To be done: Reproduce the records below in full and word for word, excluding pictures.

Dataset extract:

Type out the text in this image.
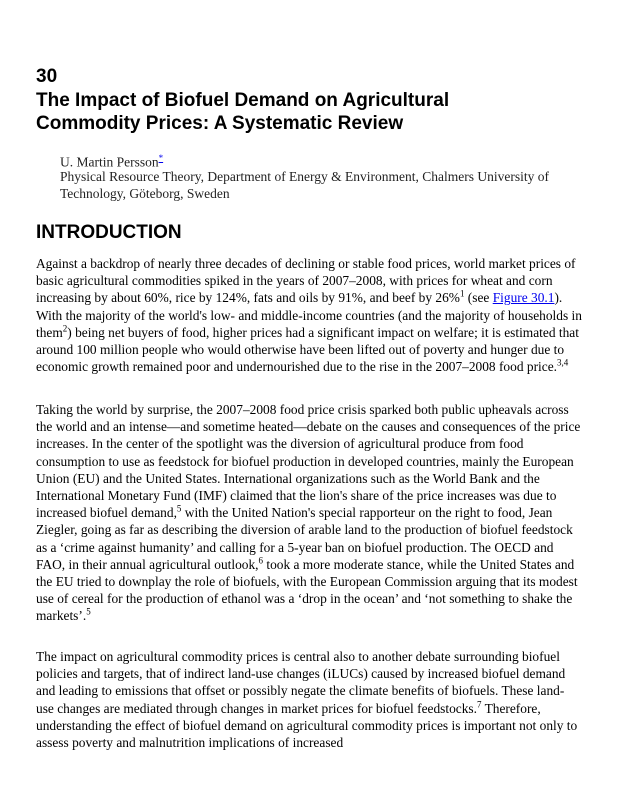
30
The Impact of Biofuel Demand on Agricultural Commodity Prices: A Systematic Review
U. Martin Persson*
Physical Resource Theory, Department of Energy & Environment, Chalmers University of Technology, Göteborg, Sweden
INTRODUCTION

Against a backdrop of nearly three decades of declining or stable food prices, world market prices of basic agricultural commodities spiked in the years of 2007–2008, with prices for wheat and corn increasing by about 60%, rice by 124%, fats and oils by 91%, and beef by 26%$^1$ (see Figure 30.1). With the majority of the world's low- and middle-income countries (and the majority of households in them$^2$) being net buyers of food, higher prices had a significant impact on welfare; it is estimated that around 100 million people who would otherwise have been lifted out of poverty and hunger due to economic growth remained poor and undernourished due to the rise in the 2007–2008 food price.$^{3,4}$

Taking the world by surprise, the 2007–2008 food price crisis sparked both public upheavals across the world and an intense—and sometime heated—debate on the causes and consequences of the price increases. In the center of the spotlight was the diversion of agricultural produce from food consumption to use as feedstock for biofuel production in developed countries, mainly the European Union (EU) and the United States. International organizations such as the World Bank and the International Monetary Fund (IMF) claimed that the lion's share of the price increases was due to increased biofuel demand,$^5$ with the United Nation's special rapporteur on the right to food, Jean Ziegler, going as far as describing the diversion of arable land to the production of biofuel feedstock as a ‘crime against humanity’ and calling for a 5-year ban on biofuel production. The OECD and FAO, in their annual agricultural outlook,$^6$ took a more moderate stance, while the United States and the EU tried to downplay the role of biofuels, with the European Commission arguing that its modest use of cereal for the production of ethanol was a ‘drop in the ocean’ and ‘not something to shake the markets’.$^5$

The impact on agricultural commodity prices is central also to another debate surrounding biofuel policies and targets, that of indirect land-use changes (iLUCs) caused by increased biofuel demand and leading to emissions that offset or possibly negate the climate benefits of biofuels. These land-use changes are mediated through changes in market prices for biofuel feedstocks.$^7$ Therefore, understanding the effect of biofuel demand on agricultural commodity prices is important not only to assess poverty and malnutrition implications of increased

Task response:
Type out the text in this image.
30
The Impact of Biofuel Demand on Agricultural Commodity Prices: A Systematic Review
U. Martin Persson*
Physical Resource Theory, Department of Energy & Environment, Chalmers University of Technology, Göteborg, Sweden
INTRODUCTION

Against a backdrop of nearly three decades of declining or stable food prices, world market prices of basic agricultural commodities spiked in the years of 2007–2008, with prices for wheat and corn increasing by about 60%, rice by 124%, fats and oils by 91%, and beef by 26%$^1$ (see Figure 30.1). With the majority of the world's low- and middle-income countries (and the majority of households in them$^2$) being net buyers of food, higher prices had a significant impact on welfare; it is estimated that around 100 million people who would otherwise have been lifted out of poverty and hunger due to economic growth remained poor and undernourished due to the rise in the 2007–2008 food price.$^{3,4}$

Taking the world by surprise, the 2007–2008 food price crisis sparked both public upheavals across the world and an intense—and sometime heated—debate on the causes and consequences of the price increases. In the center of the spotlight was the diversion of agricultural produce from food consumption to use as feedstock for biofuel production in developed countries, mainly the European Union (EU) and the United States. International organizations such as the World Bank and the International Monetary Fund (IMF) claimed that the lion's share of the price increases was due to increased biofuel demand,$^5$ with the United Nation's special rapporteur on the right to food, Jean Ziegler, going as far as describing the diversion of arable land to the production of biofuel feedstock as a ‘crime against humanity’ and calling for a 5-year ban on biofuel production. The OECD and FAO, in their annual agricultural outlook,$^6$ took a more moderate stance, while the United States and the EU tried to downplay the role of biofuels, with the European Commission arguing that its modest use of cereal for the production of ethanol was a ‘drop in the ocean’ and ‘not something to shake the markets’.$^5$

The impact on agricultural commodity prices is central also to another debate surrounding biofuel policies and targets, that of indirect land-use changes (iLUCs) caused by increased biofuel demand and leading to emissions that offset or possibly negate the climate benefits of biofuels. These land-use changes are mediated through changes in market prices for biofuel feedstocks.$^7$ Therefore, understanding the effect of biofuel demand on agricultural commodity prices is important not only to assess poverty and malnutrition implications of increased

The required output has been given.